##### Dataset content #####

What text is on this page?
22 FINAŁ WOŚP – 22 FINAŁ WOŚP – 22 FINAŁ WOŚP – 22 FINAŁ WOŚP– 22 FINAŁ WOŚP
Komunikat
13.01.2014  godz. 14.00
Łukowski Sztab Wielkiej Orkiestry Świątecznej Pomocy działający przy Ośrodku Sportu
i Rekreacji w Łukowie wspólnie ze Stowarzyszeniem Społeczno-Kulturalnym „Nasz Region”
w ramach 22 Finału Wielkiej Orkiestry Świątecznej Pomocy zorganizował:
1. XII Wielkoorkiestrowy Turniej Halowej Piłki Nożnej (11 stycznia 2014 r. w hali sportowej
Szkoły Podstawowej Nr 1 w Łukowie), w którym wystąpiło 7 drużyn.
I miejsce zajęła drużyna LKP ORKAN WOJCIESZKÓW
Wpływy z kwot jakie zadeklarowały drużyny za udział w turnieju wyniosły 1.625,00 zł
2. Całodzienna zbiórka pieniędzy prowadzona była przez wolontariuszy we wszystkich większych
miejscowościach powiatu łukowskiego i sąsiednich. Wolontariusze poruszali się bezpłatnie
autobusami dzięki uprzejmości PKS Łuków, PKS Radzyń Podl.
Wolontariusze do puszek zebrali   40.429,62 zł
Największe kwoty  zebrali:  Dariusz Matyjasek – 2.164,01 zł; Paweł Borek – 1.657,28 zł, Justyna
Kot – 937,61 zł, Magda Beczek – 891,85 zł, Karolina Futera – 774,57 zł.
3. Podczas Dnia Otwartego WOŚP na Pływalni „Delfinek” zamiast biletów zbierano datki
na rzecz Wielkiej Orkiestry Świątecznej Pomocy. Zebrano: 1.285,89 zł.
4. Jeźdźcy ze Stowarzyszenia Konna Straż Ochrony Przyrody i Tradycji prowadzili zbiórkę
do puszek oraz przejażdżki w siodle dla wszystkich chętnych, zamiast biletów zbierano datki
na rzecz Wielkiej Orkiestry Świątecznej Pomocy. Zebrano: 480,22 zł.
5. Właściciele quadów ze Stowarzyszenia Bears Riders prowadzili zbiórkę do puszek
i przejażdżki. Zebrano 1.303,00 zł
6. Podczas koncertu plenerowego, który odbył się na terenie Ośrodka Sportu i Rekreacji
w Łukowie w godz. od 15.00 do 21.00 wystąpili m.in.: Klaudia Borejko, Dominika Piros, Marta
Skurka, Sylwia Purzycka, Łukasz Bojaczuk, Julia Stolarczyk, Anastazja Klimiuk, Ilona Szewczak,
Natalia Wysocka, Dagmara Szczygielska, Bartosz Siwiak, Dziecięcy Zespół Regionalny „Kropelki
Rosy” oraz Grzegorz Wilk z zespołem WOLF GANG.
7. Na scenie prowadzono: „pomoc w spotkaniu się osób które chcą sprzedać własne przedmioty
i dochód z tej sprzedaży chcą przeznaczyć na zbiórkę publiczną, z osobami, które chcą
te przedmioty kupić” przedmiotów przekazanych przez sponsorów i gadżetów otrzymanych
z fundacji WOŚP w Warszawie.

#####

## Work to complete:
Show, from the material above, each line that includes the string "Rekreacji".

## Output:
i Rekreacji w Łukowie wspólnie ze Stowarzyszeniem Społeczno-Kulturalnym „Nasz Region”
6. Podczas koncertu plenerowego, który odbył się na terenie Ośrodka Sportu i Rekreacji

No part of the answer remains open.